**What the task requires:** Extract every line below that contains the word "agriculture".

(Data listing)
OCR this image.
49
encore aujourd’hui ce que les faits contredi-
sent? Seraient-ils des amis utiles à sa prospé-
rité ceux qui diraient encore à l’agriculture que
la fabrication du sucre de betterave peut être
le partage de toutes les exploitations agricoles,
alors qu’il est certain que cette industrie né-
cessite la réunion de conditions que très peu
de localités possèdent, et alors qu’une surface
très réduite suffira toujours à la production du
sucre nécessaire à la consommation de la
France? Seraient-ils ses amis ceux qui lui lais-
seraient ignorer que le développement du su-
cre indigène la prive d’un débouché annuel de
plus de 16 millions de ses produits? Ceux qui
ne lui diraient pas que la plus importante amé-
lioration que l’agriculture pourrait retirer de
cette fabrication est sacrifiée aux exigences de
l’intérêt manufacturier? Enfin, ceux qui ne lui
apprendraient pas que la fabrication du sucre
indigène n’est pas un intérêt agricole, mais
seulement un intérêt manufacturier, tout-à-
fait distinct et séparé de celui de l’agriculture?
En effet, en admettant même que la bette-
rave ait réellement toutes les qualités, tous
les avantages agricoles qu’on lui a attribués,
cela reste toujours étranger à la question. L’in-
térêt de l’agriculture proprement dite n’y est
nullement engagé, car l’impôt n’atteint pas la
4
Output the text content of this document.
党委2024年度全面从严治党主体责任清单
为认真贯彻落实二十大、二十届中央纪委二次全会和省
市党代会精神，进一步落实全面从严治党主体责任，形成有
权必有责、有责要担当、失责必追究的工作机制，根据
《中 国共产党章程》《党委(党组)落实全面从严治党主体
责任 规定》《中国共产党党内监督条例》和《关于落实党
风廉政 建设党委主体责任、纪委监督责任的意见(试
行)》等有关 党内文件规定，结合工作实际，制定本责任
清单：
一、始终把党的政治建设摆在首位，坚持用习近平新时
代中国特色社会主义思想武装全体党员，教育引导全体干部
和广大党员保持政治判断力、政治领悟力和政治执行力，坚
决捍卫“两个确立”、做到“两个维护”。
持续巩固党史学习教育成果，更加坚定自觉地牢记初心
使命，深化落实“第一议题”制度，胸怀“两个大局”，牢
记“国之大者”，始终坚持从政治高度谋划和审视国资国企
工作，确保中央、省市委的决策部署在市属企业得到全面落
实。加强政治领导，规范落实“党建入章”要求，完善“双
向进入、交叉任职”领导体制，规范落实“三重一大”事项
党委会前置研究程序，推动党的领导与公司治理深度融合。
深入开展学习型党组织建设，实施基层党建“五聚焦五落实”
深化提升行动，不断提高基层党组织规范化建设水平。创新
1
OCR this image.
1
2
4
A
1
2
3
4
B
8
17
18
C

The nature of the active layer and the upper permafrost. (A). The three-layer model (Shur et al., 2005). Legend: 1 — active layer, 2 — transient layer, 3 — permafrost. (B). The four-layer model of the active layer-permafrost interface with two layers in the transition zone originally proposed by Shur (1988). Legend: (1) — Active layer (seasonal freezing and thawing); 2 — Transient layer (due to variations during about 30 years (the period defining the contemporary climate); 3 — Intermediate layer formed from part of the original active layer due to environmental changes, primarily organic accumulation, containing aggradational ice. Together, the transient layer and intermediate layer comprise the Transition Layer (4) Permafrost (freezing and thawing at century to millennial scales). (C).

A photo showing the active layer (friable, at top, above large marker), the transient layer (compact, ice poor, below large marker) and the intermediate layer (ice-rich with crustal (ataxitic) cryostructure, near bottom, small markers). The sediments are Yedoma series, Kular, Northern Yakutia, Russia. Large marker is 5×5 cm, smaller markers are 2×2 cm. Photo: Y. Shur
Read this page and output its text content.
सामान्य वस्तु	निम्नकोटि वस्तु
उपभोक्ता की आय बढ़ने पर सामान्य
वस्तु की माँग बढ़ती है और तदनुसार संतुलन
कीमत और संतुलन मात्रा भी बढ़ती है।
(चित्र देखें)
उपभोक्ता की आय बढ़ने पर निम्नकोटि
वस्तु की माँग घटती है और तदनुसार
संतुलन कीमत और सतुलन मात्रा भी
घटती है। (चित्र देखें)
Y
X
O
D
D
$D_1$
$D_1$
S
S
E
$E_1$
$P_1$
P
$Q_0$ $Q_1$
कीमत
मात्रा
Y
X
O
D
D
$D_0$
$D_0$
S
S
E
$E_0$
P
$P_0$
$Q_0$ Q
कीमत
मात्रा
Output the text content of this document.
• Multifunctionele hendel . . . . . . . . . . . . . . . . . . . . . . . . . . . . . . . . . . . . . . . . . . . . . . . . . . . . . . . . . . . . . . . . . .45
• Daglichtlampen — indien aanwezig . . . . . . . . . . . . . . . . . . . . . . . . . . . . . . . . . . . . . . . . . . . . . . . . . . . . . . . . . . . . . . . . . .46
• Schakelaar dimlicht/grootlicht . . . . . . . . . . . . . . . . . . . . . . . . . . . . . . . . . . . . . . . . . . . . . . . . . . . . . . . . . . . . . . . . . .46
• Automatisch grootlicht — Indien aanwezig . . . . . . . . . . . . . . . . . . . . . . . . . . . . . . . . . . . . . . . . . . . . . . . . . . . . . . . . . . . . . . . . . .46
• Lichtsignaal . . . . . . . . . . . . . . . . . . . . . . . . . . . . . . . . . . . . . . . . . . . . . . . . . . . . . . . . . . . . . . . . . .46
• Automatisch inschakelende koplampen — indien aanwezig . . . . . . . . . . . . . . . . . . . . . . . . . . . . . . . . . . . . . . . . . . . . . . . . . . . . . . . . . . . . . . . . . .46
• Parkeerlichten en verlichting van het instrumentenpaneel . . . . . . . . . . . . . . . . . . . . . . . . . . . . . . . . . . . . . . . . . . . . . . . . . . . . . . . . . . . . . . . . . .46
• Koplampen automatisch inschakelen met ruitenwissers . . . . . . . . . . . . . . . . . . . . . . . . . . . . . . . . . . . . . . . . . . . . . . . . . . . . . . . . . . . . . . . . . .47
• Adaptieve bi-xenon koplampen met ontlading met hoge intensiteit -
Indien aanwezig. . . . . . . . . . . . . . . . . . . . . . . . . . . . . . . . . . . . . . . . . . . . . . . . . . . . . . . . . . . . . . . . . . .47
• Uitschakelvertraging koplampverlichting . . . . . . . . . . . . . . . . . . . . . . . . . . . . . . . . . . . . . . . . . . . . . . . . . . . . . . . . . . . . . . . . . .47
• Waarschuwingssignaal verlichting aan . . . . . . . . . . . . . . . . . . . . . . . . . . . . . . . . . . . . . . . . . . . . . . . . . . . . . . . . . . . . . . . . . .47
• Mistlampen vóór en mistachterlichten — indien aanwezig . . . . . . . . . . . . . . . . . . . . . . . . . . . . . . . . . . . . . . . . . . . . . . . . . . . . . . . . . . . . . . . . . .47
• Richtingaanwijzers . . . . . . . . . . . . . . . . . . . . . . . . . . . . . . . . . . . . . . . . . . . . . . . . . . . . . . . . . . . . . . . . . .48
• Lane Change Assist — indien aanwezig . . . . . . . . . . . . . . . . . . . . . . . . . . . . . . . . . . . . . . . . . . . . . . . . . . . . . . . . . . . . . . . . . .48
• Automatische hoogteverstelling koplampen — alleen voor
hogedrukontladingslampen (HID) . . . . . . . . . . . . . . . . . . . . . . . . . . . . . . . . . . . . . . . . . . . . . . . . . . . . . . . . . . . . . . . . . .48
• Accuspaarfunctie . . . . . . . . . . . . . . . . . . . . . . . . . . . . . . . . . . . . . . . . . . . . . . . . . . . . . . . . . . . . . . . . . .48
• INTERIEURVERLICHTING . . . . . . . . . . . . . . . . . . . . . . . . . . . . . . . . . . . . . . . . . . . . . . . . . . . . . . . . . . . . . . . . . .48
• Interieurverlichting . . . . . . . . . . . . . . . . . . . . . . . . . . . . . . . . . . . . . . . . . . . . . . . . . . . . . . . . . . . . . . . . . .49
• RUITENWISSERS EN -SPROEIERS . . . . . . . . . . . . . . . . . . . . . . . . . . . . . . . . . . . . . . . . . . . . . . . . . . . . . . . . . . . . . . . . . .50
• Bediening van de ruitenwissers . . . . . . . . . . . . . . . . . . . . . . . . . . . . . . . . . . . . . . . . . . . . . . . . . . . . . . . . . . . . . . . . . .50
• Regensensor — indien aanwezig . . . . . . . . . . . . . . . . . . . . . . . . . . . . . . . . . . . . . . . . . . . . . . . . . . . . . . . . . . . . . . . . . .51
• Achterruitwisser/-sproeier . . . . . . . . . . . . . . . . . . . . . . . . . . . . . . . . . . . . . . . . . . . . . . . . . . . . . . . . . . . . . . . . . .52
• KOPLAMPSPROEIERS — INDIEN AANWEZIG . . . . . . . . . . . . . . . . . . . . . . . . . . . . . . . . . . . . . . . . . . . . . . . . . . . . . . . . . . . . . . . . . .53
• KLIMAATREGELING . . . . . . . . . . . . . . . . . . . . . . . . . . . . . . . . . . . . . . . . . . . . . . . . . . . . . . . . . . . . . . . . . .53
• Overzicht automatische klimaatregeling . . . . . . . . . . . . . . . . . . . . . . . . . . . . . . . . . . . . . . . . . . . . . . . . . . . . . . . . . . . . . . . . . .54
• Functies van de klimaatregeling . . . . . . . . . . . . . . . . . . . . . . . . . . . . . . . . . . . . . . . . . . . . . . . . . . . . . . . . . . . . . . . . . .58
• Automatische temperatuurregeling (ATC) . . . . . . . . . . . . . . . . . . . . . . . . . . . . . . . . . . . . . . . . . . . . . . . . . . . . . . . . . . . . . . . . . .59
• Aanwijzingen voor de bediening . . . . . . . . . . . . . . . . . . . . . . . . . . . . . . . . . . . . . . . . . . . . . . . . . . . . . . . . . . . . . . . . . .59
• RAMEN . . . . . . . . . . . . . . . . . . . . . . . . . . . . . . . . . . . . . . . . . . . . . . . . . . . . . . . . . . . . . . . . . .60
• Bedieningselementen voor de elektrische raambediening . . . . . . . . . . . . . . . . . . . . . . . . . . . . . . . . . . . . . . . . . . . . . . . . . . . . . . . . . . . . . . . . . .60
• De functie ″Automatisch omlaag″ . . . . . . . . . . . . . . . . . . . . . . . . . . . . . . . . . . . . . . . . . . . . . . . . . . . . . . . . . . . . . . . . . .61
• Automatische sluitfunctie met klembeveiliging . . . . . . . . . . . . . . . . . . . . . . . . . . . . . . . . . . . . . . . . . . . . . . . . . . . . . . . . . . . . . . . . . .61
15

**Solution to the problem:**
rité ceux qui diraient encore à l’agriculture que
lioration que l’agriculture pourrait retirer de
fait distinct et séparé de celui de l’agriculture?
térêt de l’agriculture proprement dite n’y est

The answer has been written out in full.